───── ENTRIES ─────

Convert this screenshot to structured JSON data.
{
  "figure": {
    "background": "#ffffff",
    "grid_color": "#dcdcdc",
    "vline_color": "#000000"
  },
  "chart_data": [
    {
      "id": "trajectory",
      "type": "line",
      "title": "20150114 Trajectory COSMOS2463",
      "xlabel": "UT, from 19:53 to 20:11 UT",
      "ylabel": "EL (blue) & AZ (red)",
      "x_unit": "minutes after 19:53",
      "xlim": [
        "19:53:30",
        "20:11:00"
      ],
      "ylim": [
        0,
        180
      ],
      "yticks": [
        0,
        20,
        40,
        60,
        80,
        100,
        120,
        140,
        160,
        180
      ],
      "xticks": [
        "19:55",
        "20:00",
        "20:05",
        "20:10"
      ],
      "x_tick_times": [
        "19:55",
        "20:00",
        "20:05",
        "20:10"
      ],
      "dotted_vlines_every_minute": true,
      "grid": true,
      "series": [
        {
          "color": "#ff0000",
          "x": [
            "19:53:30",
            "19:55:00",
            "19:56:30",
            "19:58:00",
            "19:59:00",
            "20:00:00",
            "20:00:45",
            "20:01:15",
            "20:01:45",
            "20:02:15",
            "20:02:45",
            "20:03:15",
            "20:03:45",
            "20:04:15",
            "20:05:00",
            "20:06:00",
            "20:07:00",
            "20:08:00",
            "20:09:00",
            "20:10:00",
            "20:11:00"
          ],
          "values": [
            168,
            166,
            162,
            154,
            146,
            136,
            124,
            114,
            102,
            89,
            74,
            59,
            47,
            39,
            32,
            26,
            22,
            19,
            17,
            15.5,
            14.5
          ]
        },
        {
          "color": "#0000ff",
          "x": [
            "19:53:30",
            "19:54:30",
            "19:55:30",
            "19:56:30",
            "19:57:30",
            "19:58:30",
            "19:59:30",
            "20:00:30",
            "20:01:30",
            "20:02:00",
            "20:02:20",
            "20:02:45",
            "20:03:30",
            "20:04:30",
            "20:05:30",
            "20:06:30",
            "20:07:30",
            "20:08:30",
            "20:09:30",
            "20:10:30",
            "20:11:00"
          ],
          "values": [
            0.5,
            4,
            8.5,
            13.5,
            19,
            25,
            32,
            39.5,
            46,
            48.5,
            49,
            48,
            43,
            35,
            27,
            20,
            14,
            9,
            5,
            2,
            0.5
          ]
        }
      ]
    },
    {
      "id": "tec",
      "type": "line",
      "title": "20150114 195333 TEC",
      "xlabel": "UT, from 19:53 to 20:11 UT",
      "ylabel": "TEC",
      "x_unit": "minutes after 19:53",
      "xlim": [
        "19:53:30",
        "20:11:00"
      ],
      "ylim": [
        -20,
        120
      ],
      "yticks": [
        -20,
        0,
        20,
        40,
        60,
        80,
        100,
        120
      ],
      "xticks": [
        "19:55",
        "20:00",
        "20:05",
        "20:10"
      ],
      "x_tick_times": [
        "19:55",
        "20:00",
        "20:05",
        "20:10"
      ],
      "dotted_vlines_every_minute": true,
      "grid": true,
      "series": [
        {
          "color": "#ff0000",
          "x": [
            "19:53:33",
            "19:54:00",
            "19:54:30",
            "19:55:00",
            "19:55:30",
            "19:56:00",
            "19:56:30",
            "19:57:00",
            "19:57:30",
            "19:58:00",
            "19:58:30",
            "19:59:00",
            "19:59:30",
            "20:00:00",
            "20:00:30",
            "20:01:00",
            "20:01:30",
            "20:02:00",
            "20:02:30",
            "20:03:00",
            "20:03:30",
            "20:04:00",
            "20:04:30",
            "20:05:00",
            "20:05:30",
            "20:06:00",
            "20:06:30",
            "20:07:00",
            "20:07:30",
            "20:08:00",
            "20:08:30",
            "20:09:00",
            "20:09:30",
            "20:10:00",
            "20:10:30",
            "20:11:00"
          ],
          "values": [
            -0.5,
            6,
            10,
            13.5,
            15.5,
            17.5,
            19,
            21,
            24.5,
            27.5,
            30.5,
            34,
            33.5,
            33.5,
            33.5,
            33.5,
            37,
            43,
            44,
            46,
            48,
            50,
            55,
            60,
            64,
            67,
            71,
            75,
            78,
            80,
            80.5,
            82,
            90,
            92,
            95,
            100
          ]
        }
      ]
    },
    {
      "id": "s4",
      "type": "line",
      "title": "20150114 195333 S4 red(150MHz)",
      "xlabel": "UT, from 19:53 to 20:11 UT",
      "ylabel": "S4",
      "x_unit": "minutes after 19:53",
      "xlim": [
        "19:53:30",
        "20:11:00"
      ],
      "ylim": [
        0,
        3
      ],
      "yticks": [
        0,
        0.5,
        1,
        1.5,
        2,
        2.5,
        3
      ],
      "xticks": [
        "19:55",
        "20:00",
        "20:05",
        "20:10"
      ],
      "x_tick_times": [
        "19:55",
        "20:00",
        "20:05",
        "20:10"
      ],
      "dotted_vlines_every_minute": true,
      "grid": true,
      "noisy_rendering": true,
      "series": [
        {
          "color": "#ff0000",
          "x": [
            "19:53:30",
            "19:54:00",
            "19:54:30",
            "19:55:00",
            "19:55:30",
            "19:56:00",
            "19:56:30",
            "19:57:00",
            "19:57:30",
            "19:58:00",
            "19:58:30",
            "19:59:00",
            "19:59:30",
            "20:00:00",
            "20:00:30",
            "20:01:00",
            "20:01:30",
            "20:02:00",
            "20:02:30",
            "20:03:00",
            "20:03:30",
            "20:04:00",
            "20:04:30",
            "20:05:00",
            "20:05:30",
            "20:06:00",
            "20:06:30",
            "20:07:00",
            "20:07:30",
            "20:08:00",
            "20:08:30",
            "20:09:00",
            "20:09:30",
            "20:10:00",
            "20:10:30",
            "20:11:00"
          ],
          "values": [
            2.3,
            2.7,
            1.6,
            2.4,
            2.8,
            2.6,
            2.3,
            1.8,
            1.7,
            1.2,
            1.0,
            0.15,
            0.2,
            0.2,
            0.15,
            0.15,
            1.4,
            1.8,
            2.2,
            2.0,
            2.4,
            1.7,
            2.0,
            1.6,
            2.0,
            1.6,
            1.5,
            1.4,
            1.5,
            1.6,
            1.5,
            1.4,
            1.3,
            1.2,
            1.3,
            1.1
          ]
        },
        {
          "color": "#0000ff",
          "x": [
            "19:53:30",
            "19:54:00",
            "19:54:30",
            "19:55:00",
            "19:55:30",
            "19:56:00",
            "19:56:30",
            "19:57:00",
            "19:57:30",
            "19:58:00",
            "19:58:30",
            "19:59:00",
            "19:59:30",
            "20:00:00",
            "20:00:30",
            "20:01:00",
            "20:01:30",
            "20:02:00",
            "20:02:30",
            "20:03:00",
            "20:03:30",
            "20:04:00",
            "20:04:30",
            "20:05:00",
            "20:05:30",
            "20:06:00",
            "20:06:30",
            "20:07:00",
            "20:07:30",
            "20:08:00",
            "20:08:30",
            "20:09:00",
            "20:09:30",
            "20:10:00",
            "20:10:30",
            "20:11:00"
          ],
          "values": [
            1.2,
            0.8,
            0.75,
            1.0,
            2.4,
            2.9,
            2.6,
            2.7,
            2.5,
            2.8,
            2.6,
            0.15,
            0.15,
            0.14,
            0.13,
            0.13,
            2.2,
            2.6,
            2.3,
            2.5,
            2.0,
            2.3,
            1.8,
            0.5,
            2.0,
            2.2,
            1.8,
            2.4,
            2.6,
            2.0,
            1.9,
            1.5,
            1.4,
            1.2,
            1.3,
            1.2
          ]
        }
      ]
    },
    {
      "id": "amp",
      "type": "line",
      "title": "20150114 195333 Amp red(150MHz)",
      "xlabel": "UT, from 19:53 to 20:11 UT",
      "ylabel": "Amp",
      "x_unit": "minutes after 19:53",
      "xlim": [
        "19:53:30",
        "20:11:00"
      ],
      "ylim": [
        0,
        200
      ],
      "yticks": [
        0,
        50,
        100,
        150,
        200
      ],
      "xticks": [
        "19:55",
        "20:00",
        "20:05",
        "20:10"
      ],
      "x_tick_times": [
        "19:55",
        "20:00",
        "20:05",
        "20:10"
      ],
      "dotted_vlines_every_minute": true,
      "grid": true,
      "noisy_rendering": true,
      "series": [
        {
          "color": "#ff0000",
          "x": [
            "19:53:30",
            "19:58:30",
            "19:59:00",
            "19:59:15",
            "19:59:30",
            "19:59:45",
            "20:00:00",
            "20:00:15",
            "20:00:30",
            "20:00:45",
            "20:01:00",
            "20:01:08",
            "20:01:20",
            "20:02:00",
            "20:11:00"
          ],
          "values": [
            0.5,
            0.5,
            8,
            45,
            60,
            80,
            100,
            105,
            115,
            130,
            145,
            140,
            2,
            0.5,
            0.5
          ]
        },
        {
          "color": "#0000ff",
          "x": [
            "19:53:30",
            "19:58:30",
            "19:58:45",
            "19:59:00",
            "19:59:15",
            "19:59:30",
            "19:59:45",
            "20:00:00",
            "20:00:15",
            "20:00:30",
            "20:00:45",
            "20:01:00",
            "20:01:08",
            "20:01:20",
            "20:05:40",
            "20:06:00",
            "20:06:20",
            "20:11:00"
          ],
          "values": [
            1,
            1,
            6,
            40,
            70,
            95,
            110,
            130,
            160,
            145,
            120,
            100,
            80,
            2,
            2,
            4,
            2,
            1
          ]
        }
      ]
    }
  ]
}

─────

REQUIREMENTS. Respond with the number of lines containing "title" and no additional words.

WRITTEN ANSWER. 4